[Extracted data entries]

☆ ☆ ☆ ☆

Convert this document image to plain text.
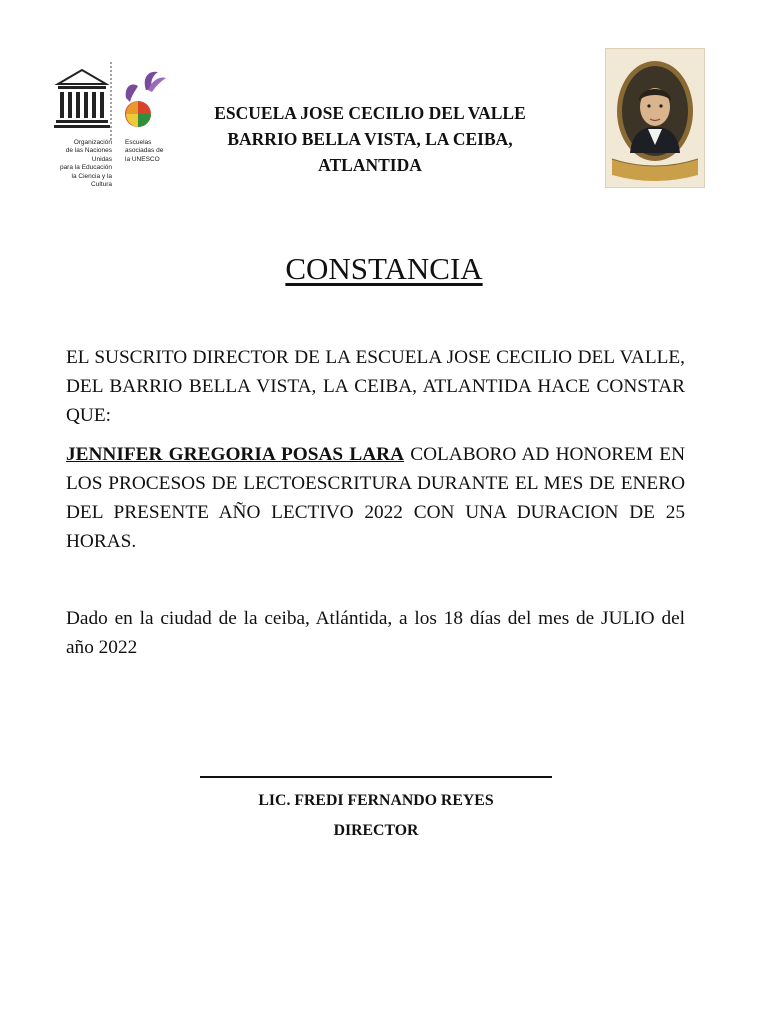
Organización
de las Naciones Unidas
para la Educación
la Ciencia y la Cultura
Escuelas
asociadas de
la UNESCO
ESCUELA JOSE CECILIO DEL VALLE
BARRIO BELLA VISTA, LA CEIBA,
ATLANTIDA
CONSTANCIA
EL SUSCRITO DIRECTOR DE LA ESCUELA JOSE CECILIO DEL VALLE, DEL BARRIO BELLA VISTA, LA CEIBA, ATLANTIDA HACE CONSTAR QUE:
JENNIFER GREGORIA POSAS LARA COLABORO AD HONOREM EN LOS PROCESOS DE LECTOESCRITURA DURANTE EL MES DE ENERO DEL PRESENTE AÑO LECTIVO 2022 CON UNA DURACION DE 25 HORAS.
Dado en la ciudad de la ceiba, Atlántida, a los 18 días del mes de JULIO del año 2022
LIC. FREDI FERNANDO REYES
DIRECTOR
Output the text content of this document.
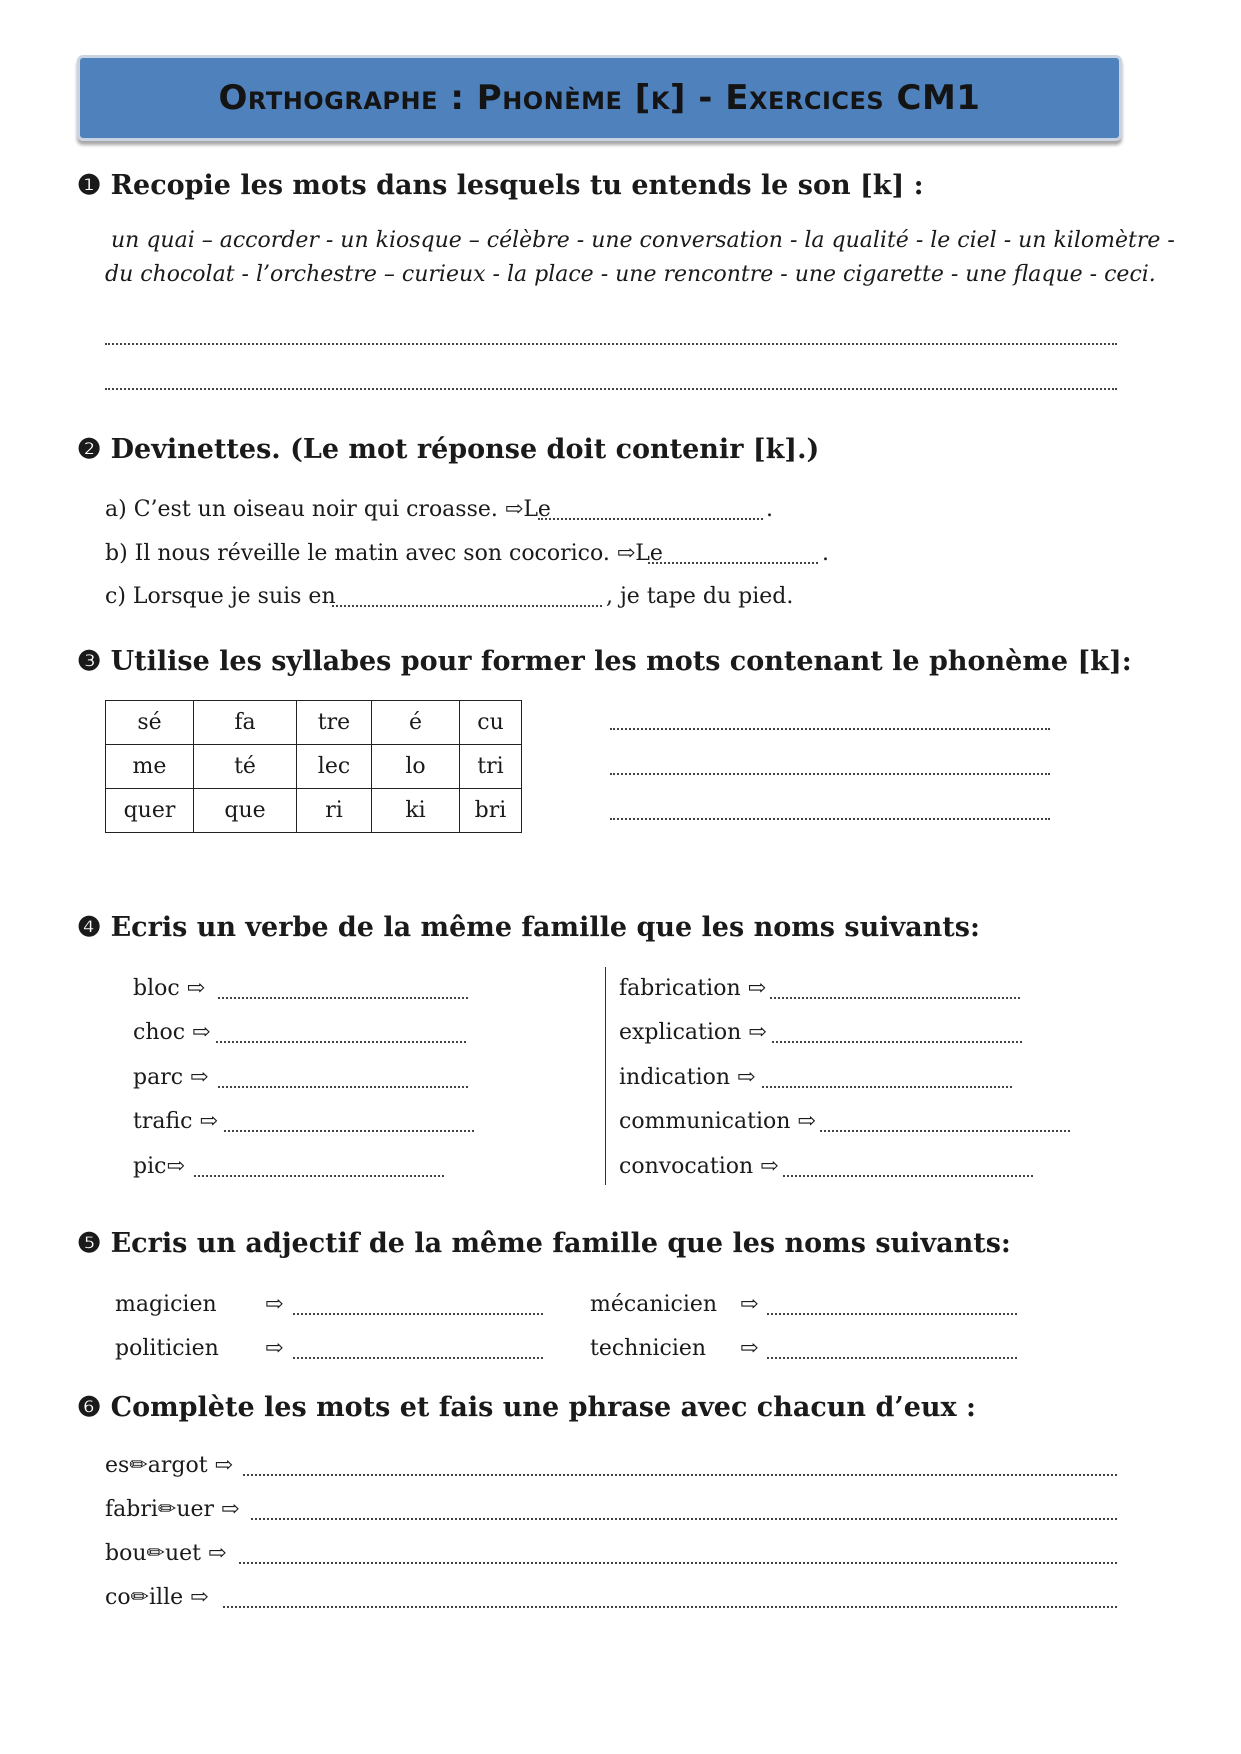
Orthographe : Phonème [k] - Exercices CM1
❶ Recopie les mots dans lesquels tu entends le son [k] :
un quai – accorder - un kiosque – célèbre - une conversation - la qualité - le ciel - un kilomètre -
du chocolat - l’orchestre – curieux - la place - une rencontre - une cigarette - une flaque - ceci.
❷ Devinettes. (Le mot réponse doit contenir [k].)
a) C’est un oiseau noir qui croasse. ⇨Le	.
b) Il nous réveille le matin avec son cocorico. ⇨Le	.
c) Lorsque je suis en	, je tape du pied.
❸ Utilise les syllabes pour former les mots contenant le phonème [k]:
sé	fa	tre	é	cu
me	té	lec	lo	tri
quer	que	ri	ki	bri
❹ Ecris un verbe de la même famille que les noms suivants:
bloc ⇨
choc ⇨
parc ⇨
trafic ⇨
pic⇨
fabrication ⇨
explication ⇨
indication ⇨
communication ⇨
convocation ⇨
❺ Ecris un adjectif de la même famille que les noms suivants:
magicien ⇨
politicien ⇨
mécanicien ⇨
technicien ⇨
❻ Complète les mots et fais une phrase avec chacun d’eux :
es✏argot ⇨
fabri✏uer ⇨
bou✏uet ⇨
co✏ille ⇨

☆ ☆ ☆ ☆

> **Your instructions**
Locate the line containing "Output the text content of this document." in the material above, then repeat it and every later line exactly, with no pictures.

> **Problem solution**
Output the text content of this document.
Orthographe : Phonème [k] - Exercices CM1
❶ Recopie les mots dans lesquels tu entends le son [k] :
un quai – accorder - un kiosque – célèbre - une conversation - la qualité - le ciel - un kilomètre -
du chocolat - l’orchestre – curieux - la place - une rencontre - une cigarette - une flaque - ceci.
❷ Devinettes. (Le mot réponse doit contenir [k].)
a) C’est un oiseau noir qui croasse. ⇨Le	.
b) Il nous réveille le matin avec son cocorico. ⇨Le	.
c) Lorsque je suis en	, je tape du pied.
❸ Utilise les syllabes pour former les mots contenant le phonème [k]:
sé	fa	tre	é	cu
me	té	lec	lo	tri
quer	que	ri	ki	bri
❹ Ecris un verbe de la même famille que les noms suivants:
bloc ⇨
choc ⇨
parc ⇨
trafic ⇨
pic⇨
fabrication ⇨
explication ⇨
indication ⇨
communication ⇨
convocation ⇨
❺ Ecris un adjectif de la même famille que les noms suivants:
magicien ⇨
politicien ⇨
mécanicien ⇨
technicien ⇨
❻ Complète les mots et fais une phrase avec chacun d’eux :
es✏argot ⇨
fabri✏uer ⇨
bou✏uet ⇨
co✏ille ⇨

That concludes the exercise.